▶ [Task description]: For each line of the data below that holds "Plan", copy the line.

--- Start Given entries ---

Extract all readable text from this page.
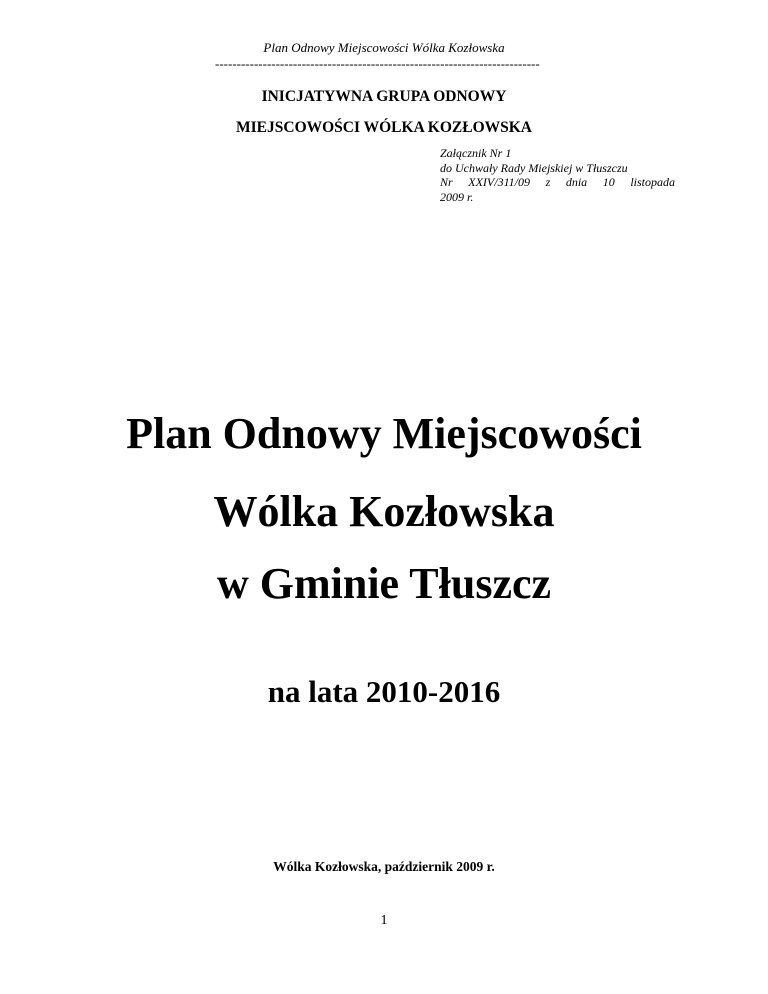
Plan Odnowy Miejscowości Wólka Kozłowska
---------------------------------------------------------------------------
INICJATYWNA GRUPA ODNOWY
MIEJSCOWOŚCI WÓLKA KOZŁOWSKA
Załącznik Nr 1
do Uchwały Rady Miejskiej w Tłuszczu
Nr XXIV/311/09 z dnia 10 listopada
2009 r.
Plan Odnowy Miejscowości
Wólka Kozłowska
w Gminie Tłuszcz
na lata 2010-2016
Wólka Kozłowska, październik 2009 r.
1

--- End Given entries ---

▶ [Finished answer]:
Plan Odnowy Miejscowości Wólka Kozłowska
Plan Odnowy Miejscowości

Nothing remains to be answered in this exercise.